> _Given exercise_
Print all of the lines exactly. Any picture among them stays out.

> _Dataset records_
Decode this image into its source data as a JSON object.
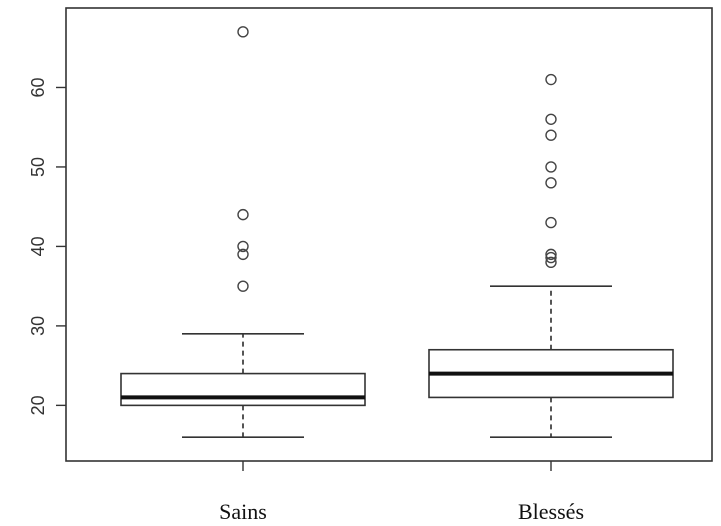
{
  "chart_data": {
    "type": "boxplot",
    "title": "",
    "xlabel": "",
    "ylabel": "",
    "ylim": [
      13,
      70
    ],
    "yticks": [
      20,
      30,
      40,
      50,
      60
    ],
    "grid": false,
    "categories": [
      "Sains",
      "Blessés"
    ],
    "boxes": [
      {
        "category": "Sains",
        "whisker_low": 16,
        "q1": 20,
        "median": 21,
        "q3": 24,
        "whisker_high": 29,
        "outliers": [
          35,
          39,
          40,
          44,
          67
        ]
      },
      {
        "category": "Blessés",
        "whisker_low": 16,
        "q1": 21,
        "median": 24,
        "q3": 27,
        "whisker_high": 35,
        "outliers": [
          38,
          38.6,
          39,
          43,
          48,
          50,
          54,
          56,
          61
        ]
      }
    ]
  }
}
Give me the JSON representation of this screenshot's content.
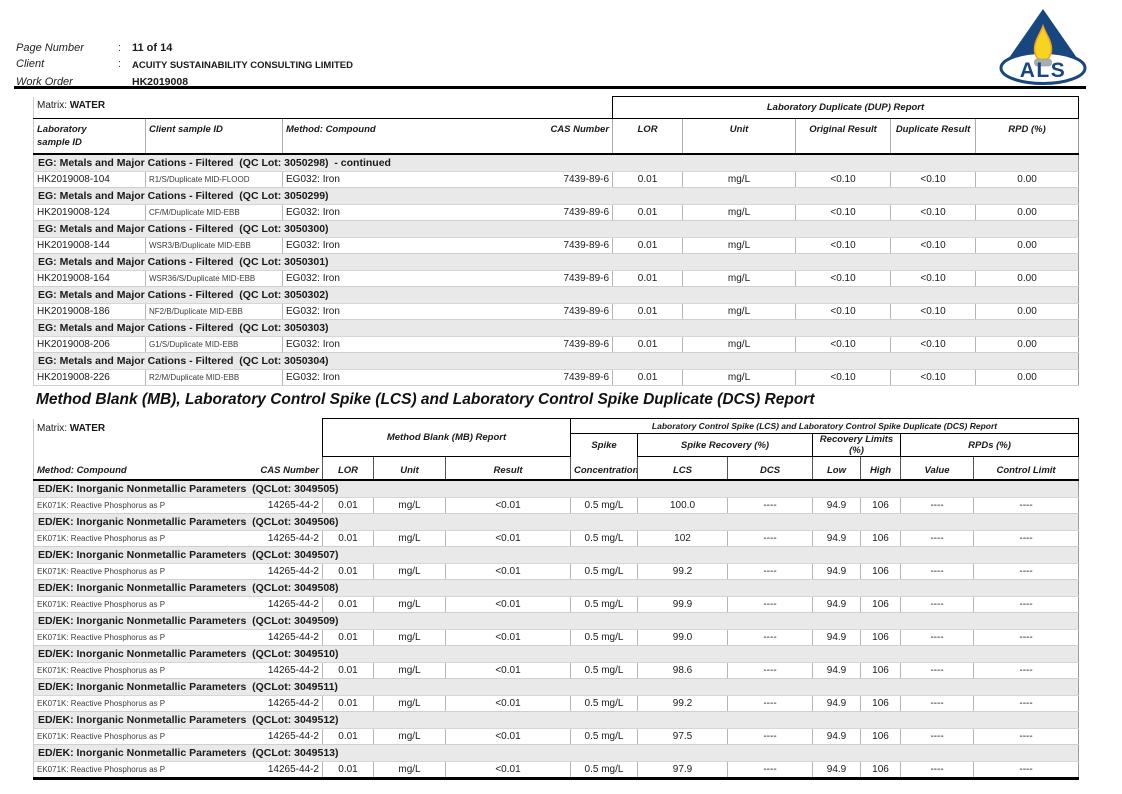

> _Problem solution_
Decode this image into its source data as a JSON object.
{
  "chart_data": {
    "type": "boxplot",
    "title": "",
    "xlabel": "",
    "ylabel": "",
    "ylim": [
      13,
      70
    ],
    "yticks": [
      20,
      30,
      40,
      50,
      60
    ],
    "grid": false,
    "categories": [
      "Sains",
      "Blessés"
    ],
    "boxes": [
      {
        "category": "Sains",
        "whisker_low": 16,
        "q1": 20,
        "median": 21,
        "q3": 24,
        "whisker_high": 29,
        "outliers": [
          35,
          39,
          40,
          44,
          67
        ]
      },
      {
        "category": "Blessés",
        "whisker_low": 16,
        "q1": 21,
        "median": 24,
        "q3": 27,
        "whisker_high": 35,
        "outliers": [
          38,
          38.6,
          39,
          43,
          48,
          50,
          54,
          56,
          61
        ]
      }
    ]
  }
}
Give me the JSON representation of this screenshot's content.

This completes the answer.